» **Prompt**
Only the lines from the one with "Output a JSON" onward are wanted, through the last line of the entries, set down exactly.

» **Provided data**
- - -
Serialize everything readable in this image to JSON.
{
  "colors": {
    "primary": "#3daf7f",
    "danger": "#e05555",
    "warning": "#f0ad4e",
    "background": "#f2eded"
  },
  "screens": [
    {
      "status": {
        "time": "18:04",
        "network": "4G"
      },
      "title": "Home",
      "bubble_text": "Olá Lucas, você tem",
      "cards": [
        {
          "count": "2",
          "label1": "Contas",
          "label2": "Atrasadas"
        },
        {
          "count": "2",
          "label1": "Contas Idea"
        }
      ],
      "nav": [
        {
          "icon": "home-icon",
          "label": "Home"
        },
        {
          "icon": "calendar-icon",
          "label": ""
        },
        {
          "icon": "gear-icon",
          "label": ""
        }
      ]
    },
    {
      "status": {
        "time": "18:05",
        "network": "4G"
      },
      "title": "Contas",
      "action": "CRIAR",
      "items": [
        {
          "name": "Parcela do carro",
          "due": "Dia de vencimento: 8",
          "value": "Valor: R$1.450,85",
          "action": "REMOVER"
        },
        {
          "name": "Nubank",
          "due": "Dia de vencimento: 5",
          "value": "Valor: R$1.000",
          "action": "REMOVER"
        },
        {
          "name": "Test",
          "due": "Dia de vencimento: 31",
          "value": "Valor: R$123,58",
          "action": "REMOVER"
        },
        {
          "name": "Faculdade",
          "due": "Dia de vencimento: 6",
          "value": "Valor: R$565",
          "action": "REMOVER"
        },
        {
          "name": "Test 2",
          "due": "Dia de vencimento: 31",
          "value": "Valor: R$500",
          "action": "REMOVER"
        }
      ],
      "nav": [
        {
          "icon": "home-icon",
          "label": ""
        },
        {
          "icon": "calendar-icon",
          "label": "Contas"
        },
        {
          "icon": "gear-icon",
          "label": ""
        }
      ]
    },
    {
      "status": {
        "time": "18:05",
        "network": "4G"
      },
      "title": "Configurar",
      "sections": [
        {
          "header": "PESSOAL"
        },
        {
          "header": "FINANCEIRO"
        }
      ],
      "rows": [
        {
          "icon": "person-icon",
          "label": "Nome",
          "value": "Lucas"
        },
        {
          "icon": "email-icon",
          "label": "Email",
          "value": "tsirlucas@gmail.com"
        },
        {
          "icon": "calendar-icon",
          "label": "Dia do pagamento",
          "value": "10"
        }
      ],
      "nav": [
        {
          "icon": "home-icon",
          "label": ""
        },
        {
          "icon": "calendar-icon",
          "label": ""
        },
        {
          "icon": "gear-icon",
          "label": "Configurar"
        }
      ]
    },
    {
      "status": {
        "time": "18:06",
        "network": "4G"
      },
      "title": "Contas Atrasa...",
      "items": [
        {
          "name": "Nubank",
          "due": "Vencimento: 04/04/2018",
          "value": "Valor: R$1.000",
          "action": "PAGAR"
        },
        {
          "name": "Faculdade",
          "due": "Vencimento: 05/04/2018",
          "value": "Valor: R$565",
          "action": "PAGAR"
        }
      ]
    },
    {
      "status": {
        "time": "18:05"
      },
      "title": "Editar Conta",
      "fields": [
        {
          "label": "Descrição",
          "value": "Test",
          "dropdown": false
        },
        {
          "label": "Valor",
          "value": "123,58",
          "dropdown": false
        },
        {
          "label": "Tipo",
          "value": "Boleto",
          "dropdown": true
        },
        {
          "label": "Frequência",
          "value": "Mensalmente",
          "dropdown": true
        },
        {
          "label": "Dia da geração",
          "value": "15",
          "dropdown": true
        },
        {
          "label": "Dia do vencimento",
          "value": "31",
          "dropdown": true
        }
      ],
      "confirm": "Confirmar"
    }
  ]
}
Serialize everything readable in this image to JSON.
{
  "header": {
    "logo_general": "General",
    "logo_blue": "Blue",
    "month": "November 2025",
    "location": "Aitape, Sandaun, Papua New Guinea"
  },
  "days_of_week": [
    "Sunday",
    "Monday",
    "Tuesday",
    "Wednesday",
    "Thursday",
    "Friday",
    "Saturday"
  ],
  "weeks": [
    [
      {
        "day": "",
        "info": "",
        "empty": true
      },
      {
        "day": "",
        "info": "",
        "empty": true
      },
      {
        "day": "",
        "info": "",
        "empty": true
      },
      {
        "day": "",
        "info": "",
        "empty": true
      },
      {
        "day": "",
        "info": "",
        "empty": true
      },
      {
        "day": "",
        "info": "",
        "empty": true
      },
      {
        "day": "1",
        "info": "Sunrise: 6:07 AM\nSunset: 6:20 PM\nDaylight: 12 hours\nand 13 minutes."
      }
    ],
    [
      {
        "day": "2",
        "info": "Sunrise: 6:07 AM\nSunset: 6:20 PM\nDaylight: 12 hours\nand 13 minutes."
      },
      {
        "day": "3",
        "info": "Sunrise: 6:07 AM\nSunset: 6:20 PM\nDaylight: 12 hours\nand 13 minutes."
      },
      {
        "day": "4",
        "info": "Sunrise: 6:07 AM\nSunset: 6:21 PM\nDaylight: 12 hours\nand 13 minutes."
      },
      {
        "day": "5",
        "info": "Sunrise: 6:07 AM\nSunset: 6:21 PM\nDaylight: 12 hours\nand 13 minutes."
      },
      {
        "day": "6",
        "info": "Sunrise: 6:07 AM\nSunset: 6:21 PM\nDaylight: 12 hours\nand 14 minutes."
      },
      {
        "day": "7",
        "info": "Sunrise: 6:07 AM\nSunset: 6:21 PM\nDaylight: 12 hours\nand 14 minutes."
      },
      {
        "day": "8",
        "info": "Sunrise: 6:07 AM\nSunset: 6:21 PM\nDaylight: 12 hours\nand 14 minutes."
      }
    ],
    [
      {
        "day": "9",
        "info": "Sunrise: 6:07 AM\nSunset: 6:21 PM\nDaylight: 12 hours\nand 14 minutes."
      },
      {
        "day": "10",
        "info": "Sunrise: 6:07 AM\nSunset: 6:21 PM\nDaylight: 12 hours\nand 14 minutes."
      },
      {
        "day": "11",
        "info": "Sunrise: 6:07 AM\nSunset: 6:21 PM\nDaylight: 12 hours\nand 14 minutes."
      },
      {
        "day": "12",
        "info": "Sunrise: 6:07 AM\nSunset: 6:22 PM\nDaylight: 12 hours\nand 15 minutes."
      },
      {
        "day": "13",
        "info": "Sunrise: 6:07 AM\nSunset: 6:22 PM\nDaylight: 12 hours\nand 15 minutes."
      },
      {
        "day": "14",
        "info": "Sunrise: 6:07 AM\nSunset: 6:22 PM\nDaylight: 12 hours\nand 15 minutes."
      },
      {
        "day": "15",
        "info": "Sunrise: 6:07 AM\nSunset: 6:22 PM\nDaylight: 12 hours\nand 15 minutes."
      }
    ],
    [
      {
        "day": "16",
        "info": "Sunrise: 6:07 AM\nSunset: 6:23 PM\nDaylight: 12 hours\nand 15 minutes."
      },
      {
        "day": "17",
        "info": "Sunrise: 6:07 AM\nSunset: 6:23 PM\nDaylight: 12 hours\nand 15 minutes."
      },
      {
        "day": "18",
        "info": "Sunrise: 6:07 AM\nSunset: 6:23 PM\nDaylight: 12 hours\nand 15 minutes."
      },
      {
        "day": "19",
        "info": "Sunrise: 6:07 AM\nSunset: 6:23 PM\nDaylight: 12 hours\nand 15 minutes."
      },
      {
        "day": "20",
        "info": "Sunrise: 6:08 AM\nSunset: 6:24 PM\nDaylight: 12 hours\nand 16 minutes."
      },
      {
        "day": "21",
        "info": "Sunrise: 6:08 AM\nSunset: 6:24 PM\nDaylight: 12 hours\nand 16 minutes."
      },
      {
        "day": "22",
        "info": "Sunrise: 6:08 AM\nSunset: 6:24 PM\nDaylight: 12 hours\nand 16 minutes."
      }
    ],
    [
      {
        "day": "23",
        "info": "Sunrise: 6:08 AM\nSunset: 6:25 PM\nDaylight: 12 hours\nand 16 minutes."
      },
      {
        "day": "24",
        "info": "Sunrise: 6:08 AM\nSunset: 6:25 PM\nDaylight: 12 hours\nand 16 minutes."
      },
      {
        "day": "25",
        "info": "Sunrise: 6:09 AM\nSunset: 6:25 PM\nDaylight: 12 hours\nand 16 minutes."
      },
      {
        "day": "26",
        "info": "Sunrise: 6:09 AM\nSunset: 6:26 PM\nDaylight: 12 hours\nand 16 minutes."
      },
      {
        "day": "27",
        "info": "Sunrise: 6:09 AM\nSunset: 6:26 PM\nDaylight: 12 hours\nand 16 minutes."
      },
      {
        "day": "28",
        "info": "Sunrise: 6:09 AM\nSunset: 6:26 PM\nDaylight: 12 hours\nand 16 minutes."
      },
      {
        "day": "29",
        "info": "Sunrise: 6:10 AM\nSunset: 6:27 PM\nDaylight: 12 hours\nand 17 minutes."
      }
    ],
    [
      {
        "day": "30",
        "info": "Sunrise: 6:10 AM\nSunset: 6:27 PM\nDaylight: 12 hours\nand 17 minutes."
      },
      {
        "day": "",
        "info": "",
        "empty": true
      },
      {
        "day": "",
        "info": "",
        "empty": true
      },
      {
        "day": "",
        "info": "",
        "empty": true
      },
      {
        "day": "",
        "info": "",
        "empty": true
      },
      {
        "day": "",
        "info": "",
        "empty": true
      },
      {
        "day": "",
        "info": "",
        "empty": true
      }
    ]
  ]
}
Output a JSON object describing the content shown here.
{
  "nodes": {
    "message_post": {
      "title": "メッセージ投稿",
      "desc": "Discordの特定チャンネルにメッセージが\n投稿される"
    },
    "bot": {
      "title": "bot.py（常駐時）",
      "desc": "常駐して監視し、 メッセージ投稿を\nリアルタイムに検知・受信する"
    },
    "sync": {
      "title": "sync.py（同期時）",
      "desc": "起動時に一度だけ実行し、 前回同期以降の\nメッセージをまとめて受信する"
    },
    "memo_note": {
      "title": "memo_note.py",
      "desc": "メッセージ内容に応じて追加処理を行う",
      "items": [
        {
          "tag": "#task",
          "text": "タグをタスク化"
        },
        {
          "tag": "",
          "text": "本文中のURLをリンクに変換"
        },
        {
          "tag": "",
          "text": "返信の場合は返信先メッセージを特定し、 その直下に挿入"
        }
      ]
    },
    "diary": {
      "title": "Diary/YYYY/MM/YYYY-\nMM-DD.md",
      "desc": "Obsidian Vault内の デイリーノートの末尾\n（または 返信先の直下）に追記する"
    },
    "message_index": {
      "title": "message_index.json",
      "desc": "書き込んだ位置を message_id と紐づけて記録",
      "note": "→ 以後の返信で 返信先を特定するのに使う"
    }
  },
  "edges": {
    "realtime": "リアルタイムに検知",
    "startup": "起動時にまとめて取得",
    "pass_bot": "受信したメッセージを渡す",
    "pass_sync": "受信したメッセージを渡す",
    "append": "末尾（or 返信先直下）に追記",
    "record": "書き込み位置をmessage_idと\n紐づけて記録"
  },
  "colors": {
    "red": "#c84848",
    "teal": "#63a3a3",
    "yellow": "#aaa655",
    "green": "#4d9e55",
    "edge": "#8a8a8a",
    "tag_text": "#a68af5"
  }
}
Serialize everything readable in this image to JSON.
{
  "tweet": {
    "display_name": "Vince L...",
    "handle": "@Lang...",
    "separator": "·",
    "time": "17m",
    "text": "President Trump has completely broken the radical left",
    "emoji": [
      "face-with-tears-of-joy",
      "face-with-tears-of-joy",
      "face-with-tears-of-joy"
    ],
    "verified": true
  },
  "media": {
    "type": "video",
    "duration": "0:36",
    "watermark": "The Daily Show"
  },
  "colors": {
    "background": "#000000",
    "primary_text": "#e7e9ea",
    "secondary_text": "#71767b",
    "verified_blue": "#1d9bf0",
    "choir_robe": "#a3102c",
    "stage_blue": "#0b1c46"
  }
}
- - -
» **Exercise answer**
Output a JSON object describing the content shown here.
{
  "nodes": {
    "message_post": {
      "title": "メッセージ投稿",
      "desc": "Discordの特定チャンネルにメッセージが\n投稿される"
    },
    "bot": {
      "title": "bot.py（常駐時）",
      "desc": "常駐して監視し、 メッセージ投稿を\nリアルタイムに検知・受信する"
    },
    "sync": {
      "title": "sync.py（同期時）",
      "desc": "起動時に一度だけ実行し、 前回同期以降の\nメッセージをまとめて受信する"
    },
    "memo_note": {
      "title": "memo_note.py",
      "desc": "メッセージ内容に応じて追加処理を行う",
      "items": [
        {
          "tag": "#task",
          "text": "タグをタスク化"
        },
        {
          "tag": "",
          "text": "本文中のURLをリンクに変換"
        },
        {
          "tag": "",
          "text": "返信の場合は返信先メッセージを特定し、 その直下に挿入"
        }
      ]
    },
    "diary": {
      "title": "Diary/YYYY/MM/YYYY-\nMM-DD.md",
      "desc": "Obsidian Vault内の デイリーノートの末尾\n（または 返信先の直下）に追記する"
    },
    "message_index": {
      "title": "message_index.json",
      "desc": "書き込んだ位置を message_id と紐づけて記録",
      "note": "→ 以後の返信で 返信先を特定するのに使う"
    }
  },
  "edges": {
    "realtime": "リアルタイムに検知",
    "startup": "起動時にまとめて取得",
    "pass_bot": "受信したメッセージを渡す",
    "pass_sync": "受信したメッセージを渡す",
    "append": "末尾（or 返信先直下）に追記",
    "record": "書き込み位置をmessage_idと\n紐づけて記録"
  },
  "colors": {
    "red": "#c84848",
    "teal": "#63a3a3",
    "yellow": "#aaa655",
    "green": "#4d9e55",
    "edge": "#8a8a8a",
    "tag_text": "#a68af5"
  }
}
Serialize everything readable in this image to JSON.
{
  "tweet": {
    "display_name": "Vince L...",
    "handle": "@Lang...",
    "separator": "·",
    "time": "17m",
    "text": "President Trump has completely broken the radical left",
    "emoji": [
      "face-with-tears-of-joy",
      "face-with-tears-of-joy",
      "face-with-tears-of-joy"
    ],
    "verified": true
  },
  "media": {
    "type": "video",
    "duration": "0:36",
    "watermark": "The Daily Show"
  },
  "colors": {
    "background": "#000000",
    "primary_text": "#e7e9ea",
    "secondary_text": "#71767b",
    "verified_blue": "#1d9bf0",
    "choir_robe": "#a3102c",
    "stage_blue": "#0b1c46"
  }
}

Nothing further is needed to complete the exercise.